### Stated task
Find the lines that hold the word "两个确立" and return them.

### Supplied data
== == ==

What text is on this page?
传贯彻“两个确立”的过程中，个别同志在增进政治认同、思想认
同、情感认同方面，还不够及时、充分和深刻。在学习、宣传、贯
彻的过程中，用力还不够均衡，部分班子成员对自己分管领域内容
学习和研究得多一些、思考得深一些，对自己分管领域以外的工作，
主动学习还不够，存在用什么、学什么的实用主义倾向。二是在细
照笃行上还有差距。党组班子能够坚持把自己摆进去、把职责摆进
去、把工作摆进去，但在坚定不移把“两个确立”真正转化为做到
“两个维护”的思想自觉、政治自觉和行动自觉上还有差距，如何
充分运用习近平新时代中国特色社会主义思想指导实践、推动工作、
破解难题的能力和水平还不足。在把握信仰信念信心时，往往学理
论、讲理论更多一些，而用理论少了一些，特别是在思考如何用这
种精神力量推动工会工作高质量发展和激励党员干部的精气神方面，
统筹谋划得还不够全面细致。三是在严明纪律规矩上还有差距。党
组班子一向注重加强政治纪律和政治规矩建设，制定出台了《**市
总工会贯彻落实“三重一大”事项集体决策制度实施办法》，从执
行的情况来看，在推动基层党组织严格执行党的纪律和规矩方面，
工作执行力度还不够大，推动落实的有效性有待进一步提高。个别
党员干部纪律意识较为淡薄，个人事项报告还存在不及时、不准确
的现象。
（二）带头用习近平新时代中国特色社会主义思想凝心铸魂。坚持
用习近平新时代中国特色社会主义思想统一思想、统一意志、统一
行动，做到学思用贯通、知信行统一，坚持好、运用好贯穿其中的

== == ==

### Answer to the task
传贯彻“两个确立”的过程中，个别同志在增进政治认同、思想认
去、把工作摆进去，但在坚定不移把“两个确立”真正转化为做到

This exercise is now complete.